┌─ RECORDS SUPPLIED
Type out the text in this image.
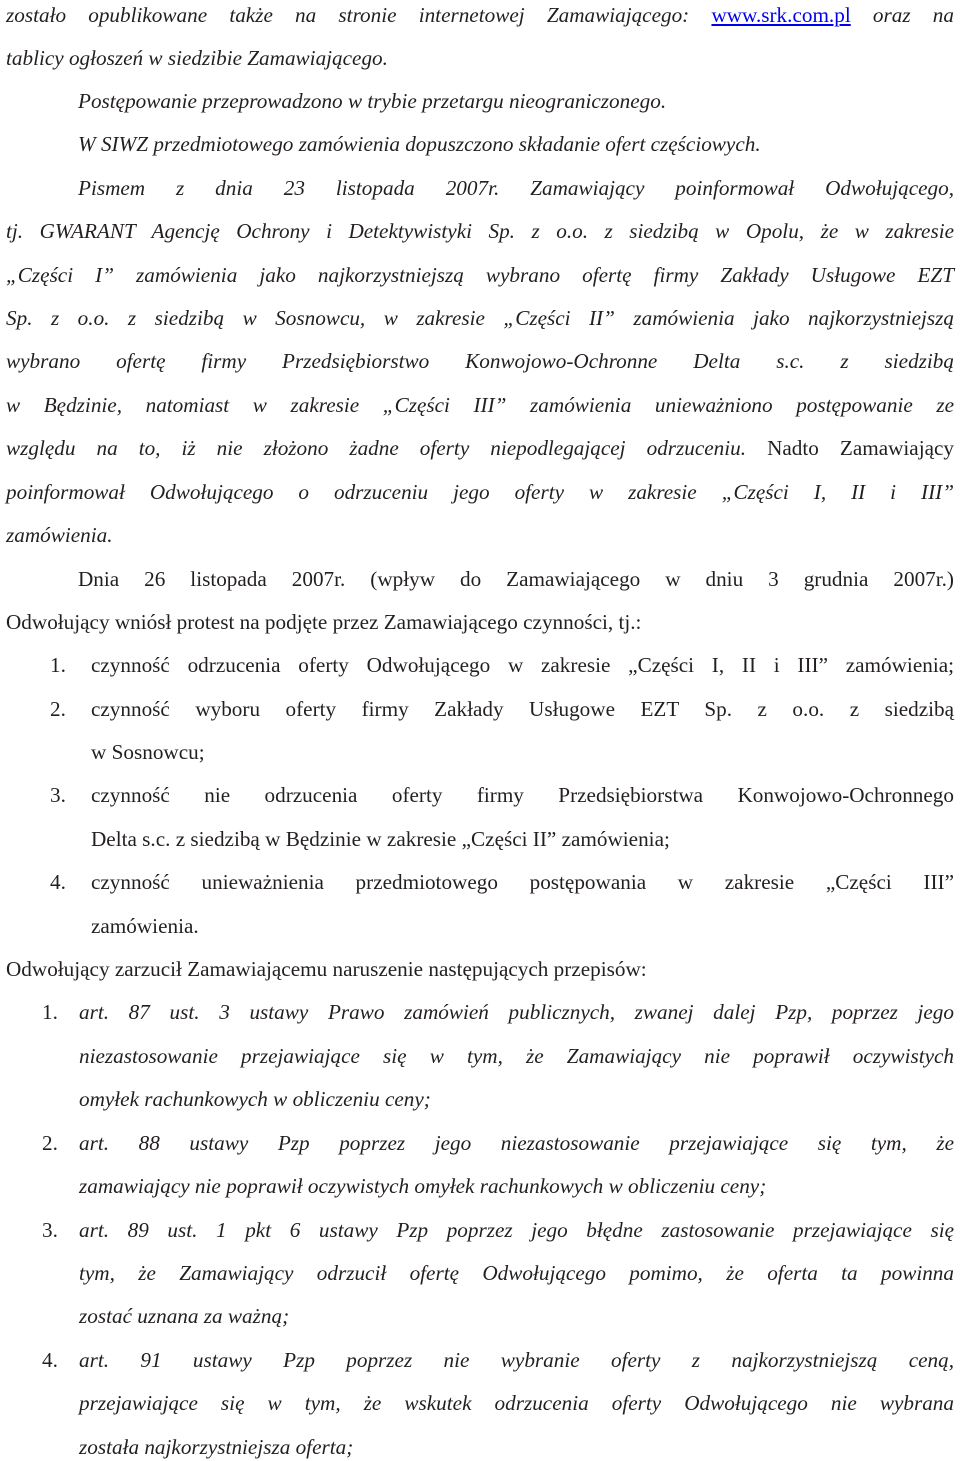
zostało opublikowane także na stronie internetowej Zamawiającego: www.srk.com.pl oraz na
tablicy ogłoszeń w siedzibie Zamawiającego.
Postępowanie przeprowadzono w trybie przetargu nieograniczonego.
W SIWZ przedmiotowego zamówienia dopuszczono składanie ofert częściowych.
Pismem z dnia 23 listopada 2007r. Zamawiający poinformował Odwołującego,
tj. GWARANT Agencję Ochrony i Detektywistyki Sp. z o.o. z siedzibą w Opolu, że w zakresie
„Części I” zamówienia jako najkorzystniejszą wybrano ofertę firmy Zakłady Usługowe EZT
Sp. z o.o. z siedzibą w Sosnowcu, w zakresie „Części II” zamówienia jako najkorzystniejszą
wybrano ofertę firmy Przedsiębiorstwo Konwojowo-Ochronne Delta s.c. z siedzibą
w Będzinie, natomiast w zakresie „Części III” zamówienia unieważniono postępowanie ze
względu na to, iż nie złożono żadne oferty niepodlegającej odrzuceniu. Nadto Zamawiający
poinformował Odwołującego o odrzuceniu jego oferty w zakresie „Części I, II i III”
zamówienia.
Dnia 26 listopada 2007r. (wpływ do Zamawiającego w dniu 3 grudnia 2007r.)
Odwołujący wniósł protest na podjęte przez Zamawiającego czynności, tj.:
1. czynność odrzucenia oferty Odwołującego w zakresie „Części I, II i III” zamówienia;
2. czynność wyboru oferty firmy Zakłady Usługowe EZT Sp. z o.o. z siedzibą
w Sosnowcu;
3. czynność nie odrzucenia oferty firmy Przedsiębiorstwa Konwojowo-Ochronnego
Delta s.c. z siedzibą w Będzinie w zakresie „Części II” zamówienia;
4. czynność unieważnienia przedmiotowego postępowania w zakresie „Części III”
zamówienia.
Odwołujący zarzucił Zamawiającemu naruszenie następujących przepisów:
1. art. 87 ust. 3 ustawy Prawo zamówień publicznych, zwanej dalej Pzp, poprzez jego
niezastosowanie przejawiające się w tym, że Zamawiający nie poprawił oczywistych
omyłek rachunkowych w obliczeniu ceny;
2. art. 88 ustawy Pzp poprzez jego niezastosowanie przejawiające się tym, że
zamawiający nie poprawił oczywistych omyłek rachunkowych w obliczeniu ceny;
3. art. 89 ust. 1 pkt 6 ustawy Pzp poprzez jego błędne zastosowanie przejawiające się
tym, że Zamawiający odrzucił ofertę Odwołującego pomimo, że oferta ta powinna
zostać uznana za ważną;
4. art. 91 ustawy Pzp poprzez nie wybranie oferty z najkorzystniejszą ceną,
przejawiające się w tym, że wskutek odrzucenia oferty Odwołującego nie wybrana
została najkorzystniejsza oferta;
└─
* EXERCISE:
Pick out lines containing the word "poinformował", each one as written.

* EXPECTED OUTPUT:
Pismem z dnia 23 listopada 2007r. Zamawiający poinformował Odwołującego,
poinformował Odwołującego o odrzuceniu jego oferty w zakresie „Części I, II i III”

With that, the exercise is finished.